- Task to carry out -
Quote the whole listing word for word. Do not include the pictures.

- Dataset -
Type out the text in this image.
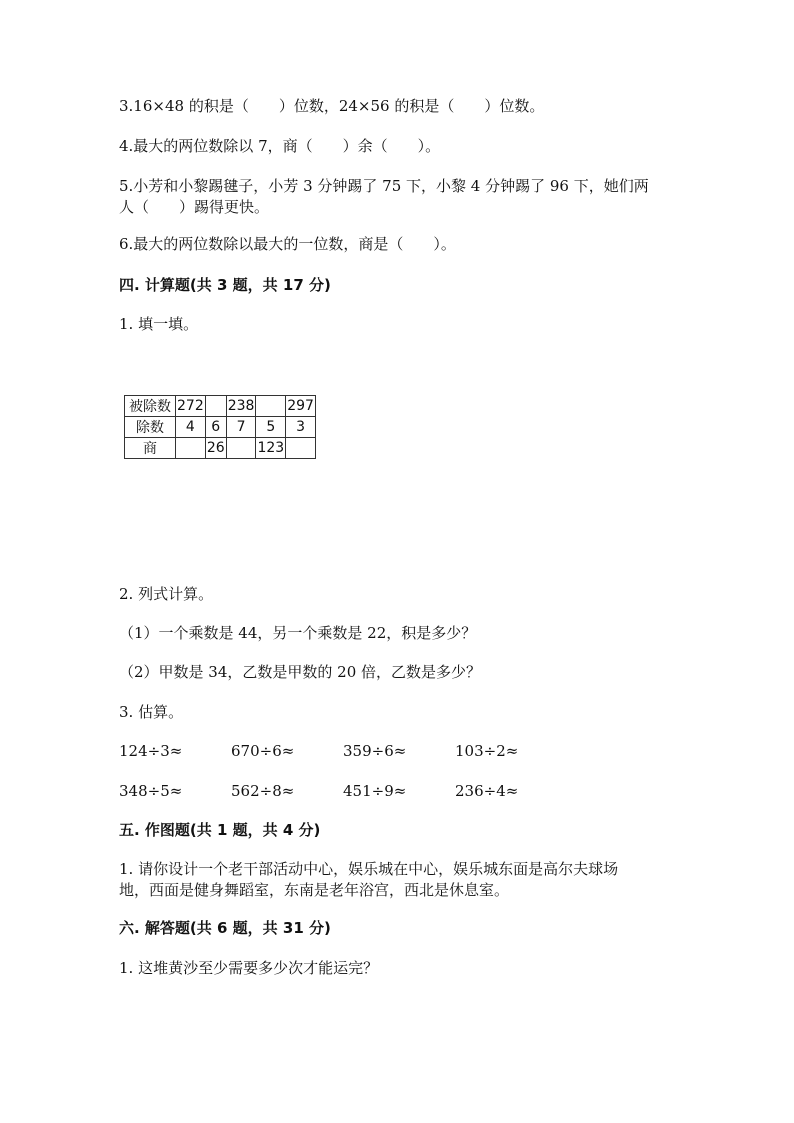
3.16×48 的积是（　　）位数，24×56 的积是（　　）位数。
4.最大的两位数除以 7，商（　　）余（　　）。
5.小芳和小黎踢毽子，小芳 3 分钟踢了 75 下，小黎 4 分钟踢了 96 下，她们两
人（　　）踢得更快。
6.最大的两位数除以最大的一位数，商是（　　）。
四. 计算题(共 3 题，共 17 分)
1. 填一填。
被除数	272		238		297
除数	4	6	7	5	3
商		26		123	
2. 列式计算。
（1）一个乘数是 44，另一个乘数是 22，积是多少？
（2）甲数是 34，乙数是甲数的 20 倍，乙数是多少？
3. 估算。
124÷3≈	670÷6≈	359÷6≈	103÷2≈
348÷5≈	562÷8≈	451÷9≈	236÷4≈
五. 作图题(共 1 题，共 4 分)
1. 请你设计一个老干部活动中心，娱乐城在中心，娱乐城东面是高尔夫球场
地，西面是健身舞蹈室，东南是老年浴宫，西北是休息室。
六. 解答题(共 6 题，共 31 分)
1. 这堆黄沙至少需要多少次才能运完？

- Result of the exercise -
Type out the text in this image.
3.16×48 的积是（　　）位数，24×56 的积是（　　）位数。
4.最大的两位数除以 7，商（　　）余（　　）。
5.小芳和小黎踢毽子，小芳 3 分钟踢了 75 下，小黎 4 分钟踢了 96 下，她们两
人（　　）踢得更快。
6.最大的两位数除以最大的一位数，商是（　　）。
四. 计算题(共 3 题，共 17 分)
1. 填一填。
被除数	272		238		297
除数	4	6	7	5	3
商		26		123	
2. 列式计算。
（1）一个乘数是 44，另一个乘数是 22，积是多少？
（2）甲数是 34，乙数是甲数的 20 倍，乙数是多少？
3. 估算。
124÷3≈	670÷6≈	359÷6≈	103÷2≈
348÷5≈	562÷8≈	451÷9≈	236÷4≈
五. 作图题(共 1 题，共 4 分)
1. 请你设计一个老干部活动中心，娱乐城在中心，娱乐城东面是高尔夫球场
地，西面是健身舞蹈室，东南是老年浴宫，西北是休息室。
六. 解答题(共 6 题，共 31 分)
1. 这堆黄沙至少需要多少次才能运完？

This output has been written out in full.